● Document segment:
-- Opening Marker --

Posted by: Pat | Nov 5 2005 21:53 utc | 40

I was going to mention, Outraged, in my response to Lonesome G’s post, that the ‘action’ is really, and not surprisingly, among the retired rather than among the actively serving.

Posted by: Pat | Nov 5 2005 22:01 utc | 41

@Pat
Not surprisingly, the actively serving, military and otherwise must carefully weigh the consequences of even the most limited /action’ …

Posted by: Outraged | Nov 5 2005 22:10 utc | 42

Not even in the workaday pre-occupations of at least some who work at the Pentagon, Pat? That’s a whole lot of people thinking all alike that you’re proposing….I can scarce credit it, ma’am!

Posted by: alabama | Nov 5 2005 22:12 utc | 43

Outch! this has got to sting…
FBI: Financial Gain Drove Uranium Forgery
but for who???

Posted by: Uncle $cam | Nov 5 2005 22:45 utc | 44

Twas a generalization, alabama. And I am speaking of servicemembers there, not political appointees. (One servicemember’s goose is pretty well cooked, however.)
Outraged, I meant political action. Unsurprisingly, the retired take this up in numbers, and at a level of visibility, that the active do not.

Posted by: Pat | Nov 5 2005 23:07 utc | 45

@Pat, speaking of coups, do you know anything about who was behind the last one, that goes by the Misnomer of “watergate”? It’s amazing they pulled that one off completely while remaining hidden behind 2 “cub reporters”, one of whom was from ONI basically. At least this time the players are pretty obvious.

Posted by: jj | Nov 5 2005 23:13 utc | 46

Another film doc available on the internet: Why We Fight–bbc 4 thing by jerecki, featuring chalmers johnson.

Posted by: slothrop | Nov 5 2005 23:16 utc | 47

@Slothrop
Looks interesting, thanks for the ‘Heads Up’.

The very impressive documentary “Why we fight” by Eugene Jarecki. Absolutely the most brilliant film about America’s militairism i’ve ever seen. In january, this new film won the Grand Jury Prize at the 2005 Sundance Film Festival.

-- Closing Marker --

● Information supplied:
-- Opening Marker --

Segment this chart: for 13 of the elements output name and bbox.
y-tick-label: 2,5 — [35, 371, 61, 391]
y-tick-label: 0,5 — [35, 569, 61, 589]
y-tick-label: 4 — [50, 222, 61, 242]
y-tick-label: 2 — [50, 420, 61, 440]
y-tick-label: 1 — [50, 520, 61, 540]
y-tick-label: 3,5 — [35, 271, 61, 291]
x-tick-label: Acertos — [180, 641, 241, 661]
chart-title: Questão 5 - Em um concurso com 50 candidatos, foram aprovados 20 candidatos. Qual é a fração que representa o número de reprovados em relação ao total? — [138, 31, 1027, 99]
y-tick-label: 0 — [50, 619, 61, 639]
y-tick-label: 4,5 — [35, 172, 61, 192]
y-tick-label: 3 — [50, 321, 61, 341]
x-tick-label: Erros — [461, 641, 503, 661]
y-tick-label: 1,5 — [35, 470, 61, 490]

-- Closing Marker --

● Work instructions: Pick up the comment thread on political action and coups after its last sentence, and keep going in the same style.

● Exercise answer:
“Why we fight” orginally is the title of an American series of World War II propaganda movies.
In this 100 minutes long 2005 documentary, a very good picture is digested about the development of the American militairy -industrial complex since WW II. It sketches the increasing danger from this power structure to world peace and freedom. Even an American president already warned for a doom scenario in 1961 at his farewellspeech: Eisenhower. The Bush regime is put in perspective very well. After you have seen this film, it is farely impossible to have a bit of confidence left in Bush & co. And you will realize that it is very obvious that Iraq is not the last country wich is going to be invaded by the U.S.

Posted by: Outraged | Nov 5 2005 23:28 utc | 48

It’s certainly hard to believe any president or senator for that matter would dare make a ‘military-industrial complex’-type speech these days.
Also new to me is the claim of ike’s son his father would not have dropped the bomb.

Posted by: slothrop | Nov 5 2005 23:57 utc | 49

Ike was a consumate diplomat who, for a time, wore a uniform. I for one can believe his son’s claim.

Posted by: Outraged | Nov 6 2005 0:07 utc | 50

Smoking Gun on Manipulation of Iraq Intelligence?”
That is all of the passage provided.